***** Supplied entries

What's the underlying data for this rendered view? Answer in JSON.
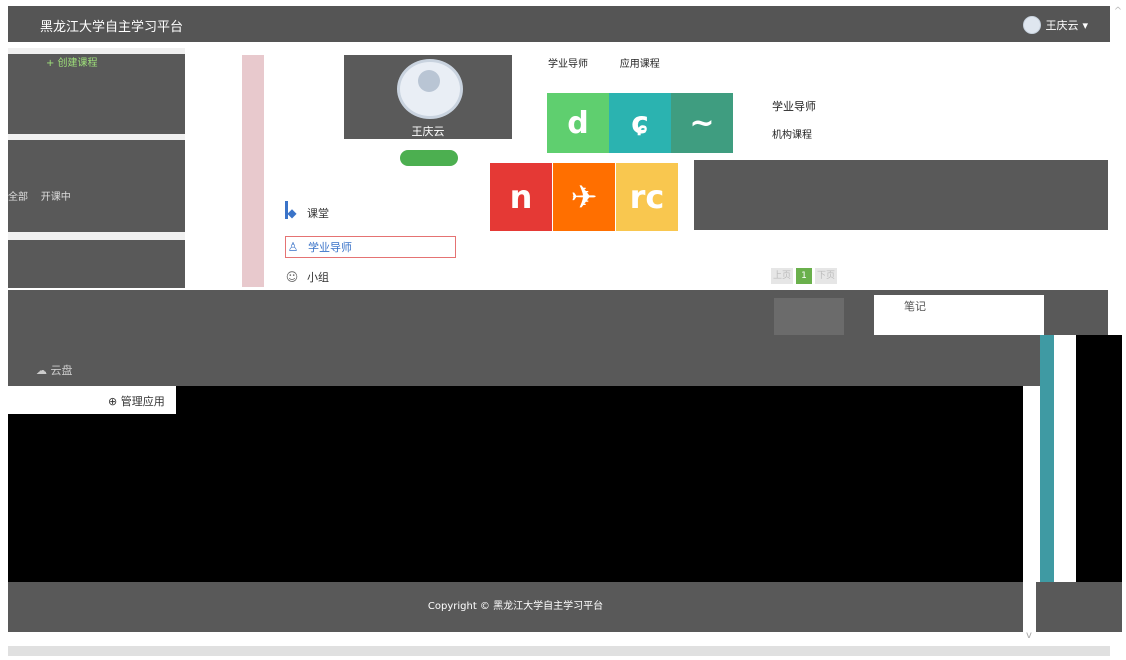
{
  "header": {
    "brand": "黑龙江大学自主学习平台",
    "user_name": "王庆云",
    "user_caret": "▾"
  },
  "left": {
    "create_button": "+ 创建课程",
    "tabs": [
      "全部",
      "开课中"
    ]
  },
  "profile": {
    "name": "王庆云"
  },
  "menu": {
    "items": [
      {
        "label": "课堂",
        "icon": "graduation-cap-icon",
        "glyph": "◆"
      },
      {
        "label": "学业导师",
        "icon": "tutor-icon",
        "glyph": "♙"
      },
      {
        "label": "小组",
        "icon": "group-icon",
        "glyph": "☺"
      }
    ],
    "more_items": [
      {
        "label": "云盘",
        "glyph": "☁"
      }
    ],
    "manage_label": "管理应用"
  },
  "tabs_top": {
    "label1": "学业导师",
    "label2": "应用课程"
  },
  "app": {
    "title": "学业导师",
    "subtitle": "机构课程"
  },
  "pager": {
    "prev": "上页",
    "current": "1",
    "next": "下页"
  },
  "float": {
    "label": "笔记"
  },
  "footer": {
    "copyright": "Copyright © 黑龙江大学自主学习平台"
  },
  "colors": {
    "tile_green": "#5fcf6f",
    "tile_teal": "#2bb3b0",
    "tile_darkteal": "#3f9d80",
    "tile_red": "#e53935",
    "tile_orange": "#ff6f00",
    "tile_yellow": "#f9c74f"
  }
}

**********

Exercise objective. Leave out the pictures and repeat everything else in the records exactly.

Expected answer.
What's the underlying data for this rendered view? Answer in JSON.
{
  "header": {
    "brand": "黑龙江大学自主学习平台",
    "user_name": "王庆云",
    "user_caret": "▾"
  },
  "left": {
    "create_button": "+ 创建课程",
    "tabs": [
      "全部",
      "开课中"
    ]
  },
  "profile": {
    "name": "王庆云"
  },
  "menu": {
    "items": [
      {
        "label": "课堂",
        "icon": "graduation-cap-icon",
        "glyph": "◆"
      },
      {
        "label": "学业导师",
        "icon": "tutor-icon",
        "glyph": "♙"
      },
      {
        "label": "小组",
        "icon": "group-icon",
        "glyph": "☺"
      }
    ],
    "more_items": [
      {
        "label": "云盘",
        "glyph": "☁"
      }
    ],
    "manage_label": "管理应用"
  },
  "tabs_top": {
    "label1": "学业导师",
    "label2": "应用课程"
  },
  "app": {
    "title": "学业导师",
    "subtitle": "机构课程"
  },
  "pager": {
    "prev": "上页",
    "current": "1",
    "next": "下页"
  },
  "float": {
    "label": "笔记"
  },
  "footer": {
    "copyright": "Copyright © 黑龙江大学自主学习平台"
  },
  "colors": {
    "tile_green": "#5fcf6f",
    "tile_teal": "#2bb3b0",
    "tile_darkteal": "#3f9d80",
    "tile_red": "#e53935",
    "tile_orange": "#ff6f00",
    "tile_yellow": "#f9c74f"
  }
}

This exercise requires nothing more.